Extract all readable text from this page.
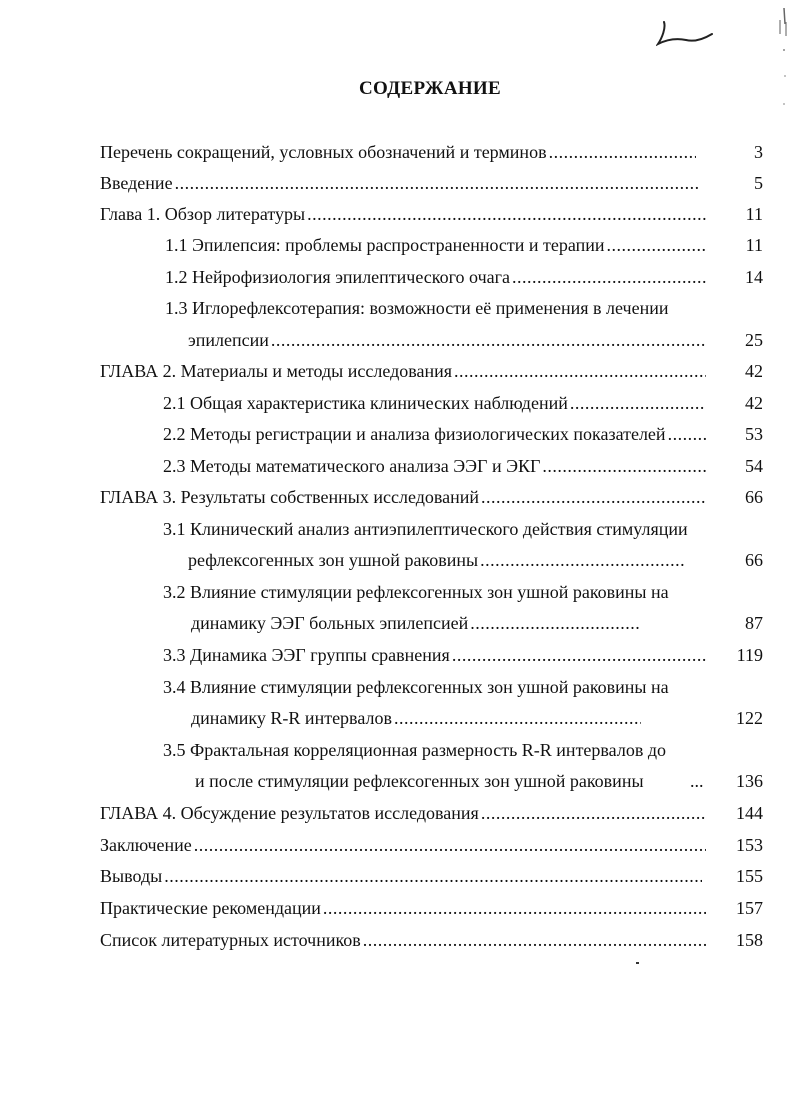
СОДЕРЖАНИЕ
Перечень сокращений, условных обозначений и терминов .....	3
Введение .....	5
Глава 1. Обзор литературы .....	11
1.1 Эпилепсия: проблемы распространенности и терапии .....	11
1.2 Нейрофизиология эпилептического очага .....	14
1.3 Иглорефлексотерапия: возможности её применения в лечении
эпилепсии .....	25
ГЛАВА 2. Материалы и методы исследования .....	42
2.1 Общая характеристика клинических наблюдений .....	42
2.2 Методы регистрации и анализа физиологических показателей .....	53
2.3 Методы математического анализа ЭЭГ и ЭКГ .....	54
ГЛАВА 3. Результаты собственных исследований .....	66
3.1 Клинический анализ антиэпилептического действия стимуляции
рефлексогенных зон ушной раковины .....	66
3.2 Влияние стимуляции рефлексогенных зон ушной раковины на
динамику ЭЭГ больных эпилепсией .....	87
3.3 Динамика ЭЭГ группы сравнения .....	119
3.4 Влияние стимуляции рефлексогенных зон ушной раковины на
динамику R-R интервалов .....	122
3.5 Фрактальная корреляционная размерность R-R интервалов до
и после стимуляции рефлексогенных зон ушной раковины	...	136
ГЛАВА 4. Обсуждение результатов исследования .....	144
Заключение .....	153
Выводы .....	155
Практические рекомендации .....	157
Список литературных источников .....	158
---
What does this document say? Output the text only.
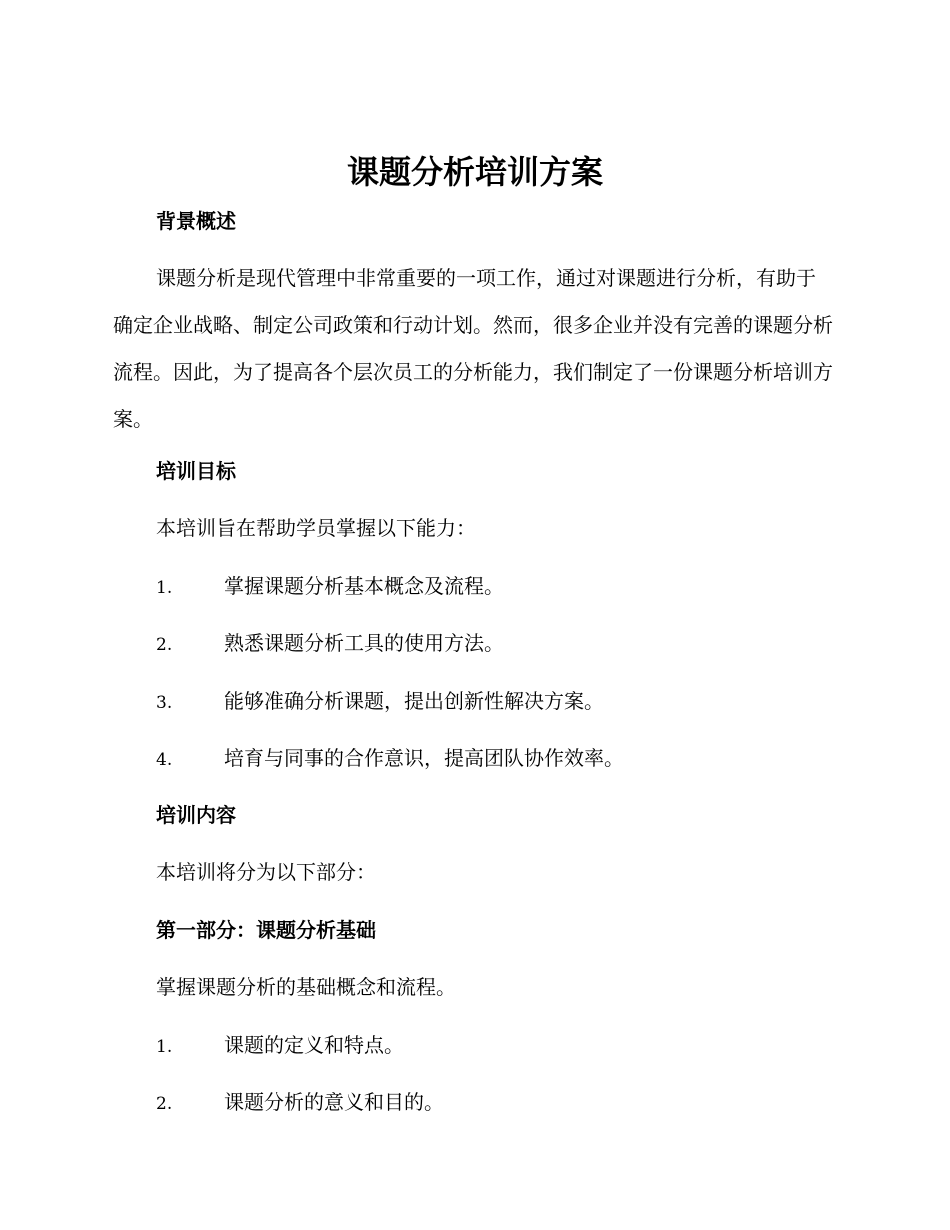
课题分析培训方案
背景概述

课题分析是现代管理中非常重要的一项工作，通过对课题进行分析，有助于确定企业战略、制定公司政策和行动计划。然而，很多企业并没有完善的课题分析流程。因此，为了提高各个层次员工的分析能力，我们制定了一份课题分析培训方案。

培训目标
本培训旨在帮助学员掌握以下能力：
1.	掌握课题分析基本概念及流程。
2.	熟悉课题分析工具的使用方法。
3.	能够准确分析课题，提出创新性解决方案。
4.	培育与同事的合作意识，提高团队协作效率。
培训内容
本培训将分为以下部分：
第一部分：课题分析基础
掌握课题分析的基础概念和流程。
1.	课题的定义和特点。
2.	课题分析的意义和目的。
* * *
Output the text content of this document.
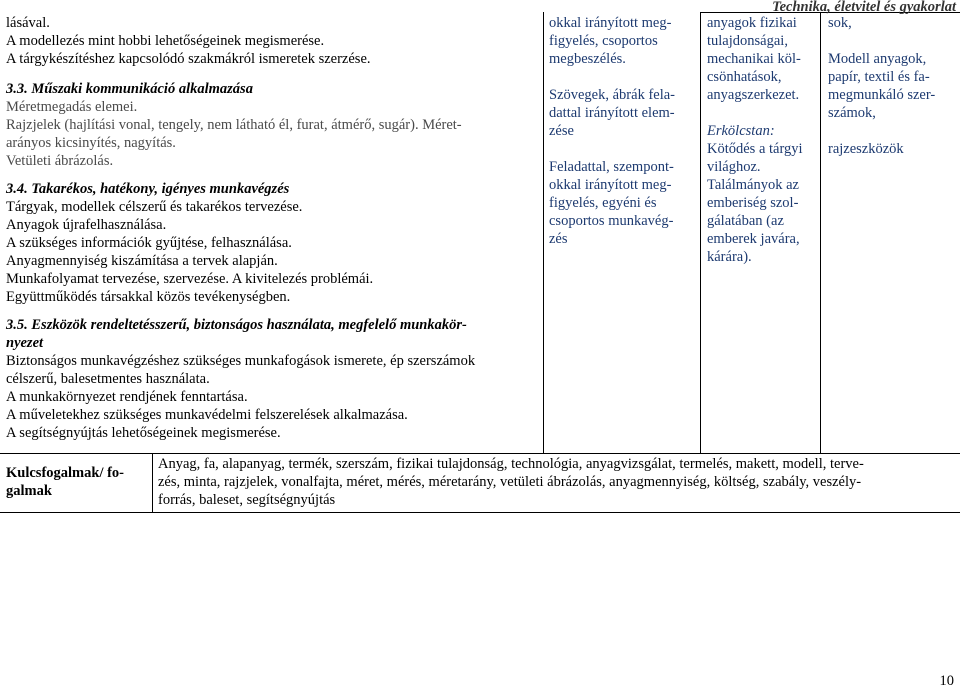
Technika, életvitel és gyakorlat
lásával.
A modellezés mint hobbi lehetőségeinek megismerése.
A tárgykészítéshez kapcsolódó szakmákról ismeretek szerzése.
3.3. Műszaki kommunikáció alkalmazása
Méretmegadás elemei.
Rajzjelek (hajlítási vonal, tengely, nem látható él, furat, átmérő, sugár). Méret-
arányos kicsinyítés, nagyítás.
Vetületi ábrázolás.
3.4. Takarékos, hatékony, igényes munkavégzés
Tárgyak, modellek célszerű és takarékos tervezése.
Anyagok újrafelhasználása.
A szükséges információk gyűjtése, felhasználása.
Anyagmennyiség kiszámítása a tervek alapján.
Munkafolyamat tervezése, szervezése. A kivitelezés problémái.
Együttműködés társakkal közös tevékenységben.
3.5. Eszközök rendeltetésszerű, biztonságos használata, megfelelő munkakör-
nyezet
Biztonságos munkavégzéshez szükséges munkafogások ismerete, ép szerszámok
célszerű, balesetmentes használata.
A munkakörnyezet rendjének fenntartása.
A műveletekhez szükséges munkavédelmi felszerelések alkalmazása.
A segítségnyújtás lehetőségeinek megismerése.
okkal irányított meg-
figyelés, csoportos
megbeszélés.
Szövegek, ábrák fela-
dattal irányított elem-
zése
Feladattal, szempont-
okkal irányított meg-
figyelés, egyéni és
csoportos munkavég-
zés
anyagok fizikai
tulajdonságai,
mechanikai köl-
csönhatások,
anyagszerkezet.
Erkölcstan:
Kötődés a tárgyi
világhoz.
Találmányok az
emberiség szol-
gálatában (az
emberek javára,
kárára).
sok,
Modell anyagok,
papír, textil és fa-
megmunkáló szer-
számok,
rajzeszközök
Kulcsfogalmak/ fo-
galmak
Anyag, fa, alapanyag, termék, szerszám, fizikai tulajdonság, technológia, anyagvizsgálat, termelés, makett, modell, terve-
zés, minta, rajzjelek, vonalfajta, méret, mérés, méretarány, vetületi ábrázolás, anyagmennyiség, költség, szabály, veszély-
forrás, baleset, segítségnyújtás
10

▶ _To do_:
From the data above, copy each line that has the string "рефлексогенных".

▶ _Task answer_:
рефлексогенных зон ушной раковины .....	66
3.2 Влияние стимуляции рефлексогенных зон ушной раковины на
3.4 Влияние стимуляции рефлексогенных зон ушной раковины на
и после стимуляции рефлексогенных зон ушной раковины	...	136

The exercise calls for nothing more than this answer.